■ **Exercise goal**
Output the entries word for word. Omit images.

(Records from a dataset)
══════
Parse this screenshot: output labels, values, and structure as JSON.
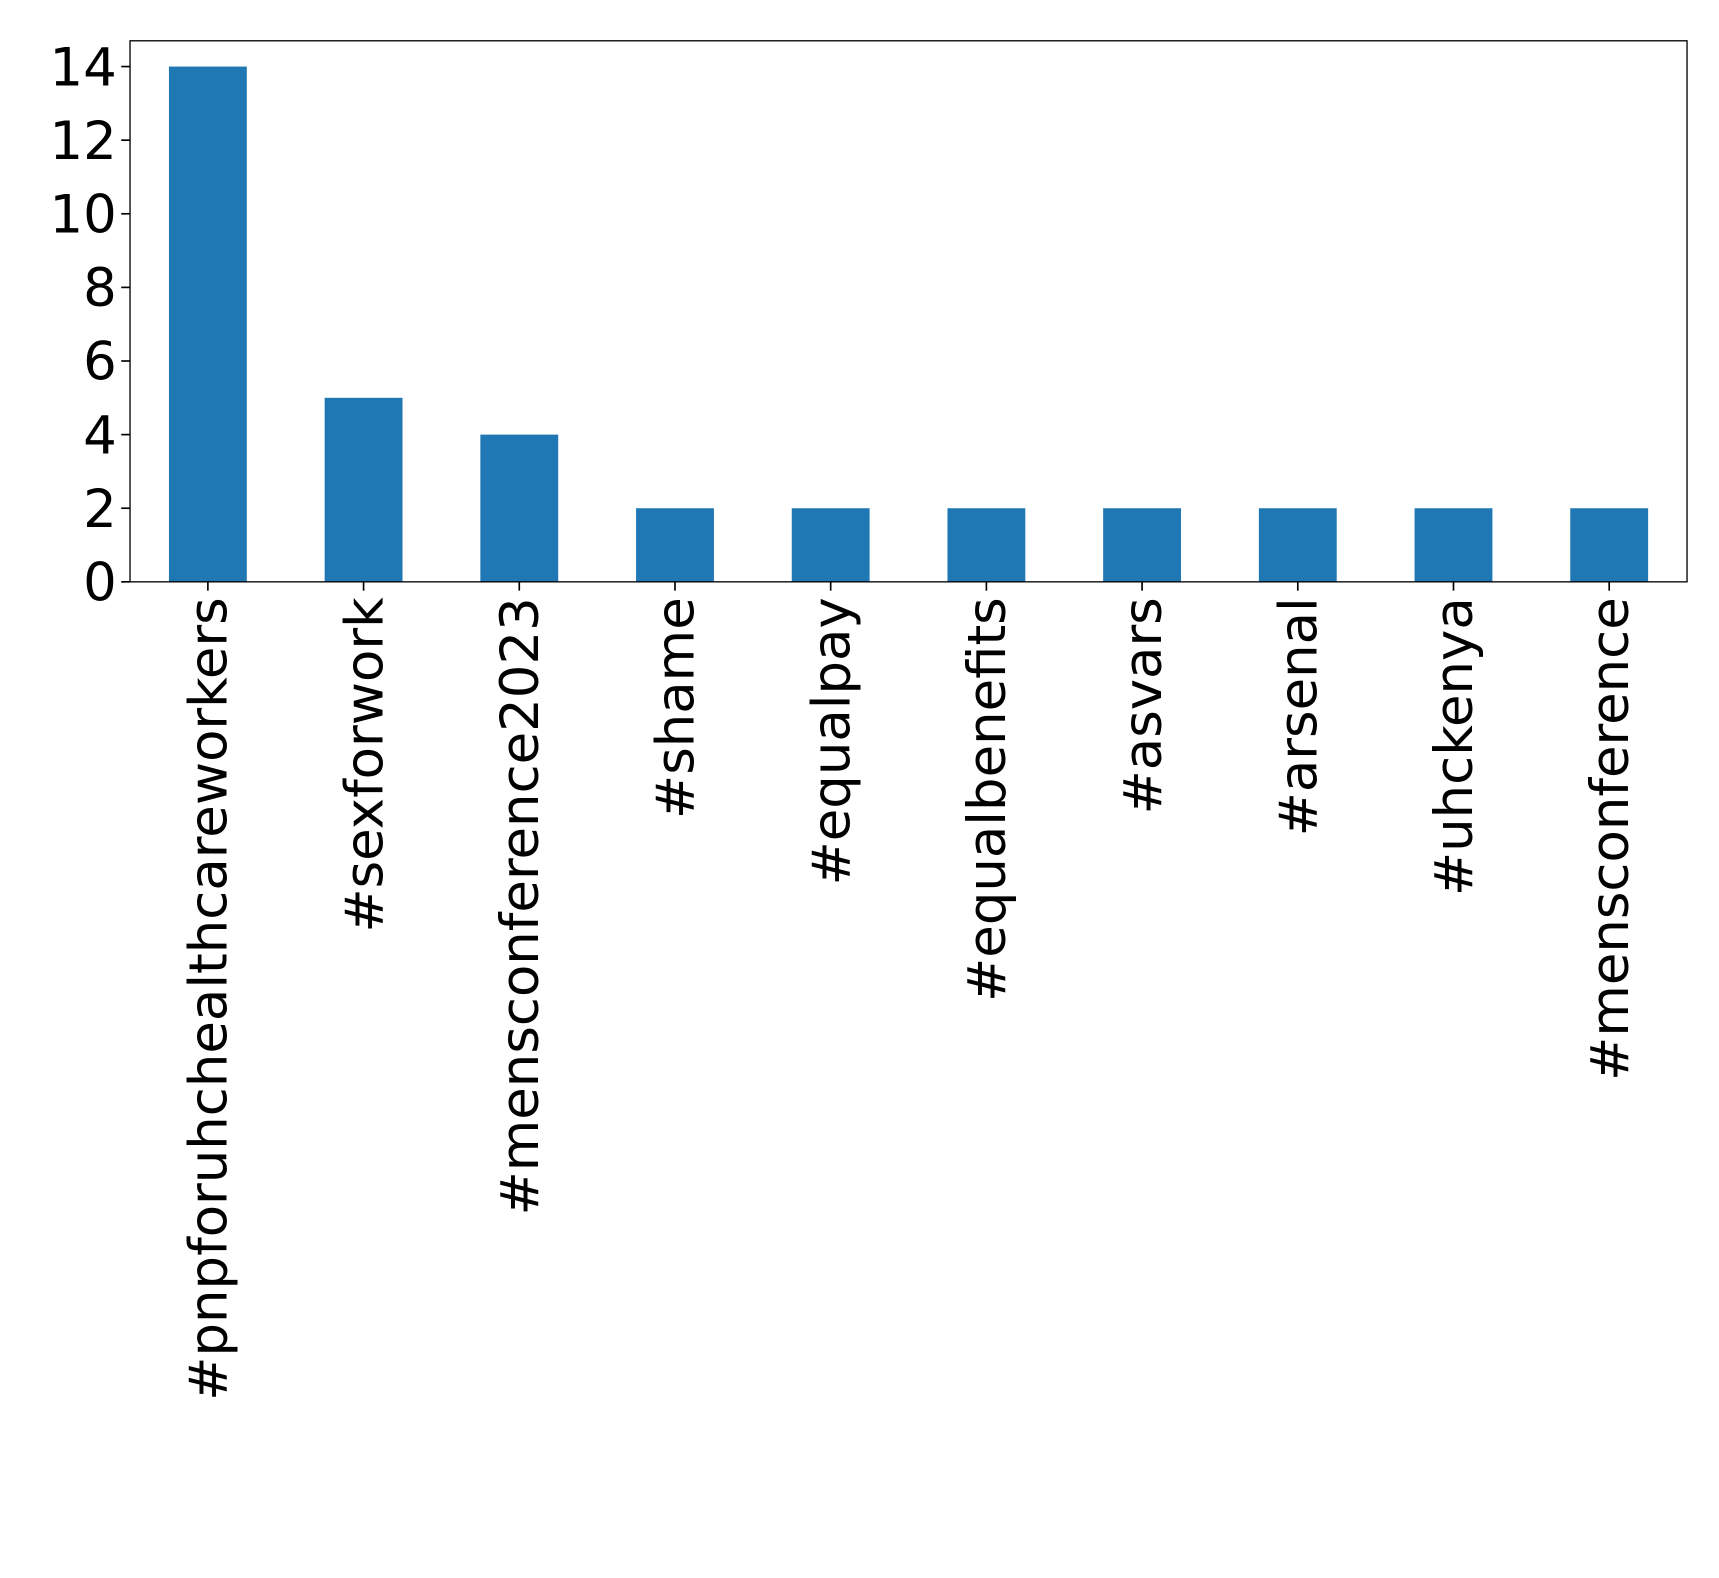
{
  "chart_data": {
    "type": "bar",
    "categories": [
      "#pnpforuhchealthcareworkers",
      "#sexforwork",
      "#mensconference2023",
      "#shame",
      "#equalpay",
      "#equalbenefits",
      "#asvars",
      "#arsenal",
      "#uhckenya",
      "#mensconference"
    ],
    "values": [
      14,
      5,
      4,
      2,
      2,
      2,
      2,
      2,
      2,
      2
    ],
    "color": "#1f77b4",
    "ylim": [
      0,
      14.7
    ],
    "yticks": [
      0,
      2,
      4,
      6,
      8,
      10,
      12,
      14
    ],
    "grid": false
  }
}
══════
■ **Result of the exercise**
Parse this screenshot: output labels, values, and structure as JSON.
{
  "chart_data": {
    "type": "bar",
    "categories": [
      "#pnpforuhchealthcareworkers",
      "#sexforwork",
      "#mensconference2023",
      "#shame",
      "#equalpay",
      "#equalbenefits",
      "#asvars",
      "#arsenal",
      "#uhckenya",
      "#mensconference"
    ],
    "values": [
      14,
      5,
      4,
      2,
      2,
      2,
      2,
      2,
      2,
      2
    ],
    "color": "#1f77b4",
    "ylim": [
      0,
      14.7
    ],
    "yticks": [
      0,
      2,
      4,
      6,
      8,
      10,
      12,
      14
    ],
    "grid": false
  }
}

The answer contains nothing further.